━━━ Text provided ━━━

Of that, nearly half are aged between 25 and 34, with 80 per cent female and 20 per cent male. Thanks to the prolonged Victorian lockdown and subsequent appetite for daily COVID-19 updates, 35 per cent of all followers are from Melbourne.
“We think that it’s relatively early in the piece in terms of the news being an industry on Instagram like it is on Facebook,” Mr Koslowski said.
“I think when Instagram is included in that sort of scope, you’d have to look at platforms like TikTok to also be included because the new generation of news is going to expand on whatever platform comes next.
“It’s going to be a matter of reviewing these guidelines [in the code] based on consumption and use over time.”
Junkee editor Patrick Lenton said that while the news media and culture site did not directly monetise any of its content on Instagram, it regularly used the platform to promote its stories, daily news video show The Junkee Takeaway, and to share memes relevant to a young Australian audience.
The Daily Aus, an Instagram-only news source, has grown from 6000 followers to 70,000 in the past year. 
“Junkee’s youth audience overwhelmingly lack trust in ‘traditional’ sources of news newspapers, television, radio which they mostly see as out of touch, and even hostile to their generations,” Mr Lenton said.
“According to our Youth Research Survey in 2020, 50 per cent of young Aussies felt they were unfairly represented by the mainstream media. Instagram, in comparison, is one of the social media platforms which young people especially Gen Z go to for their news, and is seen as an alternative to mainstream news outlets.”

━━━ Dataset records ━━━

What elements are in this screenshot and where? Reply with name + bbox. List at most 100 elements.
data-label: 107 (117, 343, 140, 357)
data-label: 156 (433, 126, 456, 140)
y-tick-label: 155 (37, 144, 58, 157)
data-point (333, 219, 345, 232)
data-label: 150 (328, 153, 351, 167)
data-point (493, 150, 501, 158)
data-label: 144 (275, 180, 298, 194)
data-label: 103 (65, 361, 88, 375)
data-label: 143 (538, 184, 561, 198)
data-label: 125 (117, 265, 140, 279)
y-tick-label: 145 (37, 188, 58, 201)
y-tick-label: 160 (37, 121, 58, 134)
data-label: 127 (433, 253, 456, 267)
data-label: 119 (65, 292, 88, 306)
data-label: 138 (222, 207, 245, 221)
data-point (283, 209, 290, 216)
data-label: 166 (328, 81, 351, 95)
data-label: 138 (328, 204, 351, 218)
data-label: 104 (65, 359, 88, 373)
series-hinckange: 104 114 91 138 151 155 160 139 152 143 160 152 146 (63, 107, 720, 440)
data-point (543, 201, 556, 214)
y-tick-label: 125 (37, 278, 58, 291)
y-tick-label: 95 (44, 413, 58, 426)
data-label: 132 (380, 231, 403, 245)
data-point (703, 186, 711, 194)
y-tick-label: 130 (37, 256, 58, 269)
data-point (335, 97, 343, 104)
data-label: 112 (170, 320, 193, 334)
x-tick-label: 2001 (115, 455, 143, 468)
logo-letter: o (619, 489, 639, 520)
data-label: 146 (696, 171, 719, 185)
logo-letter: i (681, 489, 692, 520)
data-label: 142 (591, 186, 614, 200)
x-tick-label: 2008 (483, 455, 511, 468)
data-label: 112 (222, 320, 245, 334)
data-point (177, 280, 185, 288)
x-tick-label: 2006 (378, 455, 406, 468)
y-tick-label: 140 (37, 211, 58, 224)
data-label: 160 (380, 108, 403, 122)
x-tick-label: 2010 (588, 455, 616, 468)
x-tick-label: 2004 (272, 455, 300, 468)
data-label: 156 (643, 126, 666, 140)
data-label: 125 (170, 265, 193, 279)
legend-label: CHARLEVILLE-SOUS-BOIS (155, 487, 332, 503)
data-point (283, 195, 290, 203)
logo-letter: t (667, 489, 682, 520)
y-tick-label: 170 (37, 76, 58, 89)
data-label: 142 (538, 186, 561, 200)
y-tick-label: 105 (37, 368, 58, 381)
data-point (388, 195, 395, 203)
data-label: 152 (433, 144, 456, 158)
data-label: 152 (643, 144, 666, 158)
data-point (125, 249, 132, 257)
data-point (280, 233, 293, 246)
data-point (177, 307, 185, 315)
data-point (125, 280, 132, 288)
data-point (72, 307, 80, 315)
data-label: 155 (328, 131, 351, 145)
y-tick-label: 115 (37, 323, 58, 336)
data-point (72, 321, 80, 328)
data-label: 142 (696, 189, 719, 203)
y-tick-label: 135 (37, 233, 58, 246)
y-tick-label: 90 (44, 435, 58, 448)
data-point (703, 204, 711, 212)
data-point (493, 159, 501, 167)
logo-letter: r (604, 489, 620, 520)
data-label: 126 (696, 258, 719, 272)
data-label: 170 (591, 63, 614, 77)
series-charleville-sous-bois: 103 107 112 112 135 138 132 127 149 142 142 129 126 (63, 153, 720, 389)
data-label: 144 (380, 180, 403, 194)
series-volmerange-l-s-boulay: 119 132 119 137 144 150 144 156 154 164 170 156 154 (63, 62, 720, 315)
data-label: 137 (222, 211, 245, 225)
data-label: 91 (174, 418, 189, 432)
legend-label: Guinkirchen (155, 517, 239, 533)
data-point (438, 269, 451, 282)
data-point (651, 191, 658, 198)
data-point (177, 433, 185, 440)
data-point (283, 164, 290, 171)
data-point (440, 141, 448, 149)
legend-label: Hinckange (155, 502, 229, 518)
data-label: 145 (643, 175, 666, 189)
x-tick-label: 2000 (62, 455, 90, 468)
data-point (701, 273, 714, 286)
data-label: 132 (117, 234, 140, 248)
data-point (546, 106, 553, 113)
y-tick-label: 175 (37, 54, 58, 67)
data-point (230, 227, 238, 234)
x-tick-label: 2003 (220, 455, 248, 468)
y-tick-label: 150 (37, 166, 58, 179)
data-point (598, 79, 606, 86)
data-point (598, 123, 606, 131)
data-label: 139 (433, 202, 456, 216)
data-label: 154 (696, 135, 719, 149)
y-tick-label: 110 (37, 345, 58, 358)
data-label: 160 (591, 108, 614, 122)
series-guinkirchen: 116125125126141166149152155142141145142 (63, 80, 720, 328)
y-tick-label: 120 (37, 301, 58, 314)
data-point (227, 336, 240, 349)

━━━

Explore the material |
[A] Decide whether each statement below agrees with the article on news and Instagram: (i) 35 per cent of all followers are from Melbourne; (ii) Junkee directly monetises its content on Instagram; (iii) The Daily Aus grew from 6000 followers to 70,000 in the past year. Answer yes or no for each, quoting the deciding words of the article.
[B] Write out the part of the article on news and Instagram starting at "Junkee editor Patrick" and ending at "young Australian audience.", replacing "memes" with "jokes".

Written responses |
[A]
(i) Yes: "35 per cent of all followers are from Melbourne"
(ii) No: "did not directly monetise any of its content on Instagram"
(iii) Yes: "has grown from 6000 followers to 70,000 in the past year"

[B]
Junkee editor Patrick Lenton said that while the news media and culture site did not directly monetise any of its content on Instagram, it regularly used the platform to promote its stories, daily news video show The Junkee Takeaway, and to share jokes relevant to a young Australian audience.